## MATERIALS PROVIDED

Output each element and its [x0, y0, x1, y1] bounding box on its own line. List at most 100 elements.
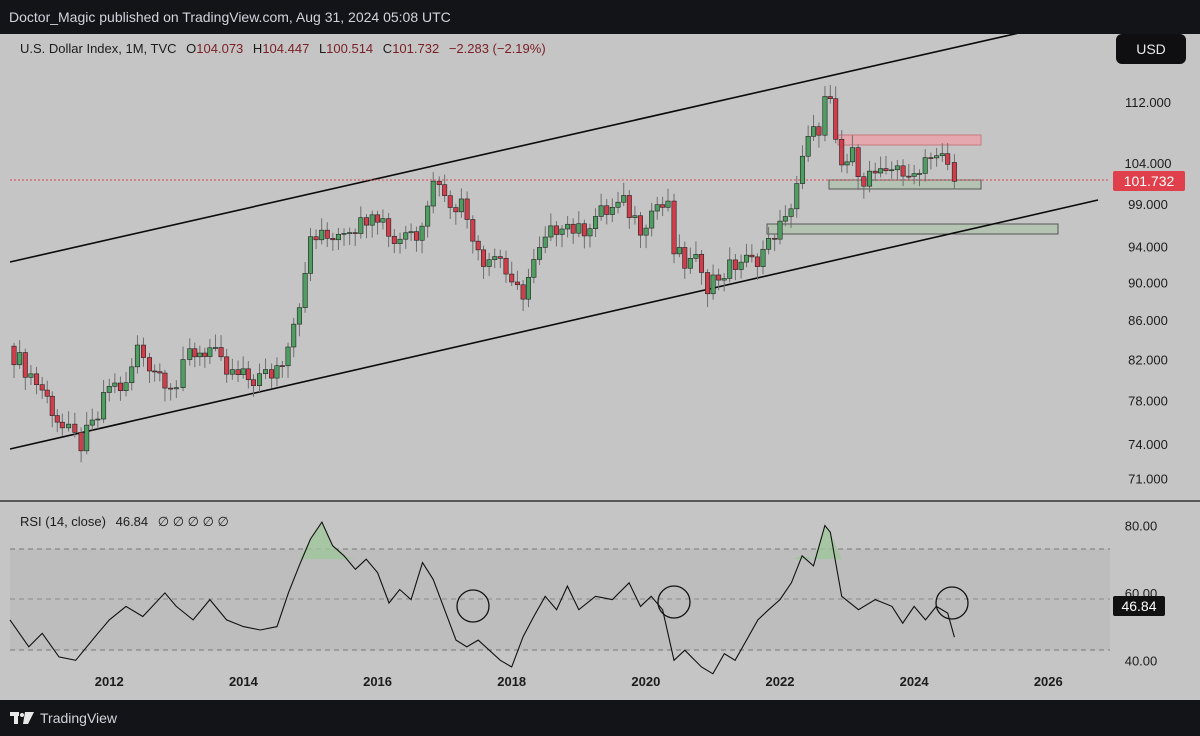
candle[interactable]: [442, 184, 448, 196]
candle[interactable]: [134, 344, 140, 368]
candle[interactable]: [621, 195, 627, 203]
candle[interactable]: [386, 218, 392, 237]
chart-panel[interactable]: 112.000 104.000 99.000 94.000 90.000 86.000 82…: [0, 29, 1200, 700]
candle[interactable]: [951, 162, 957, 182]
candle[interactable]: [849, 147, 855, 163]
candle[interactable]: [347, 232, 353, 234]
candle[interactable]: [782, 216, 788, 222]
candle[interactable]: [235, 369, 241, 375]
candle[interactable]: [548, 225, 554, 238]
candle[interactable]: [872, 170, 878, 174]
candle[interactable]: [839, 138, 845, 166]
candle[interactable]: [917, 173, 923, 175]
candle[interactable]: [330, 238, 336, 241]
candle[interactable]: [212, 347, 218, 349]
candle[interactable]: [676, 247, 682, 255]
candle[interactable]: [285, 346, 291, 367]
candle[interactable]: [867, 170, 873, 187]
candle[interactable]: [413, 231, 419, 241]
candle[interactable]: [363, 217, 369, 226]
candle[interactable]: [604, 205, 610, 215]
candle[interactable]: [358, 217, 364, 234]
candle[interactable]: [743, 254, 749, 263]
candle[interactable]: [643, 227, 649, 236]
candle[interactable]: [721, 278, 727, 281]
candle[interactable]: [106, 386, 112, 393]
candle[interactable]: [112, 382, 118, 387]
candle[interactable]: [553, 225, 559, 235]
candle[interactable]: [626, 195, 632, 218]
candle[interactable]: [844, 161, 850, 166]
candle[interactable]: [72, 423, 78, 433]
candle[interactable]: [777, 220, 783, 240]
candle[interactable]: [207, 347, 213, 357]
candle[interactable]: [39, 384, 45, 391]
candle[interactable]: [754, 256, 760, 267]
candle[interactable]: [760, 248, 766, 267]
candle[interactable]: [147, 357, 153, 372]
candle[interactable]: [436, 180, 442, 185]
candle[interactable]: [598, 205, 604, 217]
candle[interactable]: [559, 228, 565, 235]
candle[interactable]: [772, 238, 778, 240]
rsi-circle-2020[interactable]: [657, 585, 691, 619]
candle[interactable]: [660, 204, 666, 208]
candle[interactable]: [939, 153, 945, 157]
candle[interactable]: [906, 175, 912, 178]
candle[interactable]: [805, 136, 811, 157]
candle[interactable]: [861, 176, 867, 187]
candle[interactable]: [391, 235, 397, 244]
candle[interactable]: [766, 238, 772, 250]
candle[interactable]: [168, 387, 174, 390]
candle[interactable]: [716, 274, 722, 281]
support-zone-lower[interactable]: [766, 223, 1059, 235]
candle[interactable]: [229, 369, 235, 375]
candle[interactable]: [380, 218, 386, 223]
candle[interactable]: [95, 418, 101, 421]
support-zone-upper[interactable]: [828, 179, 982, 190]
candle[interactable]: [794, 183, 800, 210]
candle[interactable]: [319, 229, 325, 241]
candle[interactable]: [66, 423, 72, 429]
candle[interactable]: [202, 352, 208, 357]
candle[interactable]: [587, 228, 593, 237]
candle[interactable]: [140, 344, 146, 358]
candle[interactable]: [492, 256, 498, 261]
candle[interactable]: [710, 274, 716, 295]
candle[interactable]: [274, 365, 280, 379]
candle[interactable]: [687, 258, 693, 269]
candle[interactable]: [11, 345, 17, 366]
candle[interactable]: [665, 200, 671, 208]
candle[interactable]: [375, 214, 381, 223]
resistance-zone[interactable]: [837, 134, 982, 146]
candle[interactable]: [816, 126, 822, 136]
candle[interactable]: [269, 369, 275, 379]
candle[interactable]: [609, 206, 615, 215]
candle[interactable]: [425, 205, 431, 227]
candle[interactable]: [475, 240, 481, 251]
candle[interactable]: [250, 379, 256, 386]
candle[interactable]: [464, 198, 470, 220]
candle[interactable]: [101, 392, 107, 420]
candle[interactable]: [576, 223, 582, 234]
candle[interactable]: [257, 373, 263, 386]
candle[interactable]: [632, 215, 638, 218]
candle[interactable]: [928, 157, 934, 159]
candle[interactable]: [481, 249, 487, 267]
candle[interactable]: [654, 204, 660, 212]
candle[interactable]: [537, 247, 543, 260]
candle[interactable]: [738, 261, 744, 270]
candle[interactable]: [84, 424, 90, 452]
candle[interactable]: [637, 215, 643, 236]
candle[interactable]: [470, 219, 476, 242]
candle[interactable]: [593, 216, 599, 229]
candle[interactable]: [615, 201, 621, 208]
candle[interactable]: [788, 208, 794, 217]
candle[interactable]: [855, 147, 861, 177]
candle[interactable]: [682, 247, 688, 269]
candle[interactable]: [497, 256, 503, 259]
candle[interactable]: [89, 419, 95, 426]
candle[interactable]: [49, 395, 55, 416]
candle[interactable]: [279, 365, 285, 367]
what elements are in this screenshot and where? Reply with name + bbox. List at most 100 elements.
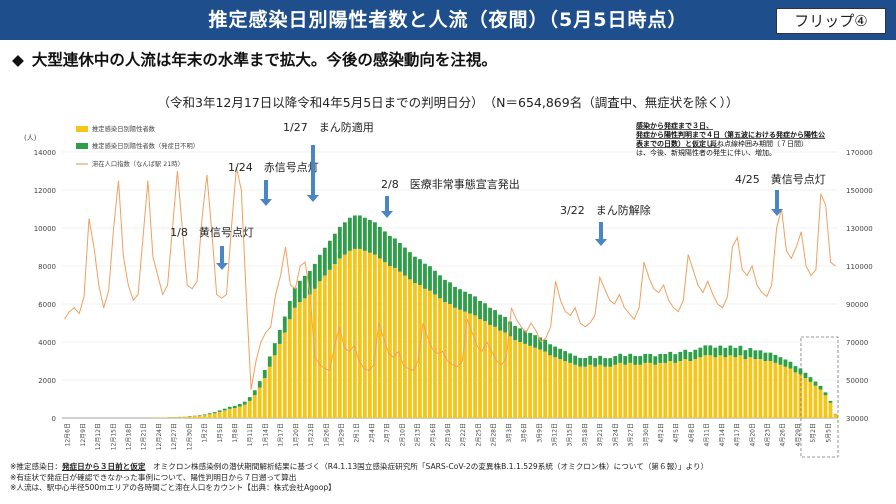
bar-positive: [633, 364, 638, 418]
bar-unknown-onset: [212, 412, 217, 414]
note-box-text: 概ね点線枠囲み期間（７日間）: [710, 139, 808, 148]
bar-positive: [302, 298, 307, 418]
x-tick-label: 3月27日: [628, 423, 635, 446]
bar-unknown-onset: [332, 233, 337, 265]
x-tick-label: 3月15日: [567, 423, 574, 446]
bar-positive: [403, 275, 407, 418]
bar-unknown-onset: [428, 266, 432, 291]
bar-positive: [668, 361, 673, 418]
bar-positive: [408, 279, 412, 418]
bar-positive: [823, 395, 828, 418]
x-tick-label: 2月1日: [354, 423, 361, 443]
bar-unknown-onset: [237, 403, 242, 407]
bar-unknown-onset: [818, 385, 823, 390]
bar-positive: [282, 332, 287, 418]
footnote-3: ※人流は、駅中心半径500mエリアの各時間ごと滞在人口をカウント【出典：株式会社…: [10, 483, 336, 492]
bar-unknown-onset: [568, 353, 573, 363]
bar-unknown-onset: [703, 345, 708, 356]
bar-positive: [568, 362, 573, 418]
bar-positive: [483, 321, 487, 418]
x-tick-label: 3月18日: [582, 423, 589, 446]
bar-unknown-onset: [543, 339, 548, 352]
bar-positive: [713, 357, 718, 418]
bar-unknown-onset: [227, 406, 232, 409]
bar-unknown-onset: [583, 357, 588, 367]
bar-unknown-onset: [648, 353, 653, 363]
bar-positive: [763, 361, 768, 418]
x-tick-label: 2月13日: [415, 423, 422, 446]
annotation-label: 1/8 黄信号点灯: [170, 225, 254, 239]
bar-unknown-onset: [558, 348, 563, 360]
y-tick-label: 10000: [34, 225, 56, 233]
bar-unknown-onset: [728, 345, 733, 356]
dashed-period-box: [800, 336, 839, 458]
bar-positive: [327, 269, 332, 418]
bar-positive: [373, 254, 377, 418]
y-tick-label: 14000: [34, 149, 56, 157]
y-tick-label: 8000: [38, 263, 56, 271]
x-tick-label: 4月2日: [658, 423, 665, 443]
bar-positive: [192, 416, 197, 418]
bar-positive: [297, 302, 302, 418]
bar-positive: [322, 275, 327, 418]
x-tick-label: 1月23日: [308, 423, 315, 446]
bar-positive: [673, 362, 678, 418]
bar-unknown-onset: [768, 352, 773, 361]
bar-positive: [508, 336, 512, 418]
x-tick-label: 12月21日: [141, 423, 148, 450]
annotation-label: 1/24 赤信号点灯: [228, 161, 319, 174]
bar-unknown-onset: [262, 369, 267, 379]
bar-positive: [718, 355, 723, 418]
bar-positive: [393, 267, 397, 418]
bar-unknown-onset: [653, 356, 658, 365]
bar-unknown-onset: [503, 316, 507, 333]
x-tick-label: 4月29日: [795, 423, 802, 446]
bar-positive: [217, 411, 222, 418]
x-tick-label: 12月30日: [186, 423, 193, 450]
bar-unknown-onset: [753, 350, 758, 360]
y-tick-label: 12000: [34, 187, 56, 195]
bar-positive: [563, 361, 568, 418]
bar-unknown-onset: [352, 215, 357, 249]
bar-unknown-onset: [598, 355, 603, 365]
bar-unknown-onset: [668, 351, 673, 361]
bar-positive: [473, 315, 477, 418]
mobility-line: [64, 167, 836, 390]
x-tick-label: 5月5日: [825, 423, 832, 443]
chart-subtitle: （令和3年12月17日以降令和4年5月5日までの判明日分） （N＝654,869…: [157, 95, 739, 110]
bar-positive: [603, 366, 608, 418]
bar-unknown-onset: [618, 353, 623, 363]
bar-positive: [202, 415, 207, 418]
bar-unknown-onset: [528, 332, 533, 346]
x-tick-label: 3月30日: [643, 423, 650, 446]
bar-unknown-onset: [312, 263, 317, 289]
bar-positive: [553, 357, 558, 418]
bar-unknown-onset: [317, 254, 322, 282]
bar-unknown-onset: [378, 226, 382, 259]
bar-positive: [538, 349, 543, 418]
bar-positive: [778, 364, 783, 418]
x-tick-label: 1月2日: [202, 423, 209, 443]
bar-unknown-onset: [277, 329, 282, 344]
bar-unknown-onset: [823, 392, 828, 396]
bar-unknown-onset: [523, 330, 527, 344]
bar-positive: [543, 351, 548, 418]
bar-positive: [342, 254, 347, 418]
y2-tick-label: 30000: [846, 415, 868, 423]
x-tick-label: 12月6日: [65, 423, 72, 446]
bar-unknown-onset: [473, 296, 477, 316]
bar-positive: [513, 340, 517, 418]
x-tick-label: 1月17日: [278, 423, 285, 446]
bar-positive: [768, 361, 773, 418]
x-tick-label: 4月20日: [749, 423, 756, 446]
bar-unknown-onset: [373, 222, 377, 255]
bar-positive: [167, 417, 172, 418]
bar-positive: [332, 264, 337, 418]
bar-unknown-onset: [347, 217, 352, 251]
y2-tick-label: 130000: [846, 225, 873, 233]
bar-positive: [593, 366, 598, 418]
bar-positive: [833, 414, 838, 418]
legend-swatch: [76, 143, 88, 149]
bar-positive: [503, 332, 507, 418]
y-tick-label: 0: [52, 415, 56, 423]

## PROBLEM
Copy out every line of the data from the one containing "bar-positive: [633, 364, 638, 418]" down to the one containing "y-tick-label: 14000: [34, 149, 56, 157]", with both of those lines included. Keep each line word for word.

## ANSWER BELOW
bar-positive: [633, 364, 638, 418]
bar-unknown-onset: [212, 412, 217, 414]
note-box-text: 概ね点線枠囲み期間（７日間）: [710, 139, 808, 148]
bar-positive: [302, 298, 307, 418]
x-tick-label: 3月27日: [628, 423, 635, 446]
bar-unknown-onset: [332, 233, 337, 265]
x-tick-label: 3月15日: [567, 423, 574, 446]
bar-positive: [403, 275, 407, 418]
bar-unknown-onset: [428, 266, 432, 291]
bar-positive: [668, 361, 673, 418]
bar-positive: [408, 279, 412, 418]
bar-positive: [823, 395, 828, 418]
x-tick-label: 2月1日: [354, 423, 361, 443]
bar-unknown-onset: [237, 403, 242, 407]
bar-unknown-onset: [818, 385, 823, 390]
bar-positive: [282, 332, 287, 418]
footnote-3: ※人流は、駅中心半径500mエリアの各時間ごと滞在人口をカウント【出典：株式会社…: [10, 483, 336, 492]
bar-unknown-onset: [568, 353, 573, 363]
bar-unknown-onset: [703, 345, 708, 356]
bar-positive: [568, 362, 573, 418]
bar-positive: [483, 321, 487, 418]
x-tick-label: 3月18日: [582, 423, 589, 446]
bar-unknown-onset: [543, 339, 548, 352]
bar-positive: [713, 357, 718, 418]
bar-unknown-onset: [227, 406, 232, 409]
bar-unknown-onset: [583, 357, 588, 367]
bar-unknown-onset: [648, 353, 653, 363]
bar-positive: [763, 361, 768, 418]
x-tick-label: 2月13日: [415, 423, 422, 446]
annotation-label: 1/8 黄信号点灯: [170, 225, 254, 239]
bar-unknown-onset: [558, 348, 563, 360]
y-tick-label: 10000: [34, 225, 56, 233]
bar-unknown-onset: [728, 345, 733, 356]
dashed-period-box: [800, 336, 839, 458]
bar-positive: [327, 269, 332, 418]
bar-positive: [373, 254, 377, 418]
y-tick-label: 14000: [34, 149, 56, 157]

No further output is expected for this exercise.